### Rows
»»

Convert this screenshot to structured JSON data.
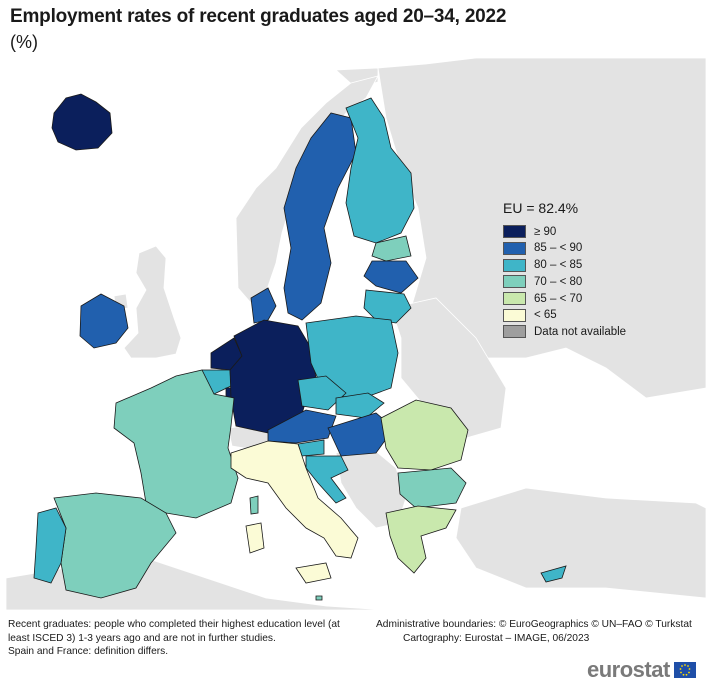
{
  "title": "Employment rates of recent graduates aged 20–34, 2022",
  "subtitle": "(%)",
  "legend": {
    "title": "EU = 82.4%",
    "items": [
      {
        "label": "≥ 90",
        "color": "#0b1f5c"
      },
      {
        "label": "85 – < 90",
        "color": "#2160ae"
      },
      {
        "label": "80 – < 85",
        "color": "#3fb5c8"
      },
      {
        "label": "70 – < 80",
        "color": "#7ecfbc"
      },
      {
        "label": "65 – < 70",
        "color": "#c9e8ad"
      },
      {
        "label": "< 65",
        "color": "#fbfbd6"
      },
      {
        "label": "Data not available",
        "color": "#9e9e9e"
      }
    ]
  },
  "footnote": {
    "line1": "Recent graduates: people who completed their highest education level (at least ISCED 3) 1-3 years ago and are not in further studies.",
    "line2": "Spain and France: definition differs."
  },
  "credits": {
    "line1": "Administrative boundaries: © EuroGeographics © UN–FAO © Turkstat",
    "line2": "Cartography: Eurostat – IMAGE, 06/2023"
  },
  "logo": "eurostat",
  "colors": {
    "non_eu": "#e3e3e3",
    "sea": "#ffffff",
    "border": "#1a1a1a"
  }
}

««

### Requirements
All of the data above should be transcribed verbatim, with pictures omitted.

### Solution to this exercise
Convert this screenshot to structured JSON data.
{
  "title": "Employment rates of recent graduates aged 20–34, 2022",
  "subtitle": "(%)",
  "legend": {
    "title": "EU = 82.4%",
    "items": [
      {
        "label": "≥ 90",
        "color": "#0b1f5c"
      },
      {
        "label": "85 – < 90",
        "color": "#2160ae"
      },
      {
        "label": "80 – < 85",
        "color": "#3fb5c8"
      },
      {
        "label": "70 – < 80",
        "color": "#7ecfbc"
      },
      {
        "label": "65 – < 70",
        "color": "#c9e8ad"
      },
      {
        "label": "< 65",
        "color": "#fbfbd6"
      },
      {
        "label": "Data not available",
        "color": "#9e9e9e"
      }
    ]
  },
  "footnote": {
    "line1": "Recent graduates: people who completed their highest education level (at least ISCED 3) 1-3 years ago and are not in further studies.",
    "line2": "Spain and France: definition differs."
  },
  "credits": {
    "line1": "Administrative boundaries: © EuroGeographics © UN–FAO © Turkstat",
    "line2": "Cartography: Eurostat – IMAGE, 06/2023"
  },
  "logo": "eurostat",
  "colors": {
    "non_eu": "#e3e3e3",
    "sea": "#ffffff",
    "border": "#1a1a1a"
  }
}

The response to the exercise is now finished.